**What is needed:** Reproduce the records that follow in full, excluding any picture they contain.

[A run of records]
********************

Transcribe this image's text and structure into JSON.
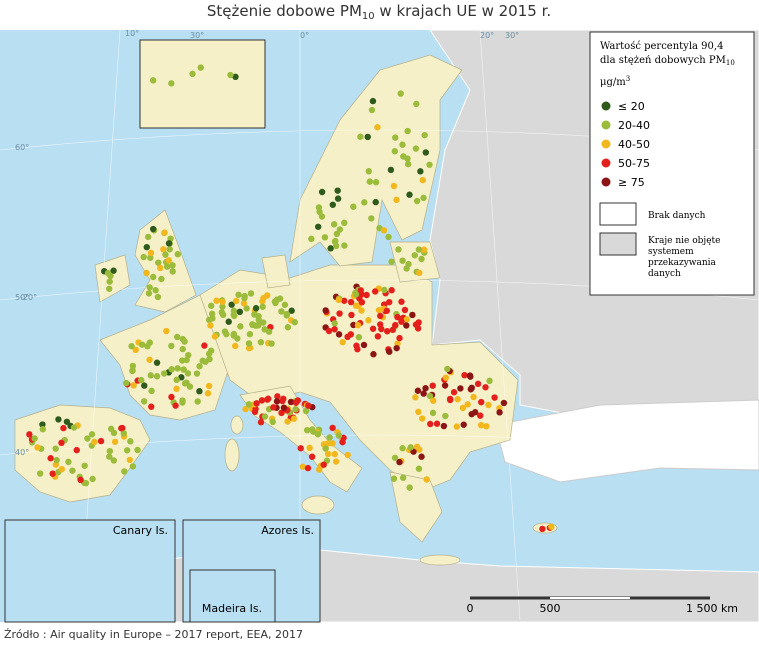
{
  "title": {
    "pre": "Stężenie dobowe PM",
    "sub": "10",
    "post": " w krajach UE w 2015 r."
  },
  "legend": {
    "heading_1": "Wartość   percentyla   90,4",
    "heading_2": "dla stężeń dobowych PM",
    "heading_2_sub": "10",
    "unit": "μg/m",
    "unit_sup": "3",
    "items": [
      {
        "label": "≤ 20",
        "color": "#2e5a1c"
      },
      {
        "label": "20-40",
        "color": "#9bbb3b"
      },
      {
        "label": "40-50",
        "color": "#f2b71d"
      },
      {
        "label": "50-75",
        "color": "#e3201b"
      },
      {
        "label": "≥ 75",
        "color": "#8b1414"
      }
    ],
    "no_data": "Brak danych",
    "not_covered": [
      "Kraje nie objęte",
      "systemem",
      "przekazywania",
      "danych"
    ]
  },
  "insets": {
    "canary": "Canary Is.",
    "azores": "Azores Is.",
    "madeira": "Madeira Is."
  },
  "graticule": [
    "10°",
    "-20°",
    "60°",
    "50°",
    "40°",
    "30°",
    "0°",
    "20°",
    "30°"
  ],
  "scale": [
    "0",
    "500",
    "1 500 km"
  ],
  "source": "Źródło : Air quality in Europe – 2017 report, EEA, 2017"
}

********************

**Response to the task:**
Transcribe this image's text and structure into JSON.
{
  "title": {
    "pre": "Stężenie dobowe PM",
    "sub": "10",
    "post": " w krajach UE w 2015 r."
  },
  "legend": {
    "heading_1": "Wartość   percentyla   90,4",
    "heading_2": "dla stężeń dobowych PM",
    "heading_2_sub": "10",
    "unit": "μg/m",
    "unit_sup": "3",
    "items": [
      {
        "label": "≤ 20",
        "color": "#2e5a1c"
      },
      {
        "label": "20-40",
        "color": "#9bbb3b"
      },
      {
        "label": "40-50",
        "color": "#f2b71d"
      },
      {
        "label": "50-75",
        "color": "#e3201b"
      },
      {
        "label": "≥ 75",
        "color": "#8b1414"
      }
    ],
    "no_data": "Brak danych",
    "not_covered": [
      "Kraje nie objęte",
      "systemem",
      "przekazywania",
      "danych"
    ]
  },
  "insets": {
    "canary": "Canary Is.",
    "azores": "Azores Is.",
    "madeira": "Madeira Is."
  },
  "graticule": [
    "10°",
    "-20°",
    "60°",
    "50°",
    "40°",
    "30°",
    "0°",
    "20°",
    "30°"
  ],
  "scale": [
    "0",
    "500",
    "1 500 km"
  ],
  "source": "Źródło : Air quality in Europe – 2017 report, EEA, 2017"
}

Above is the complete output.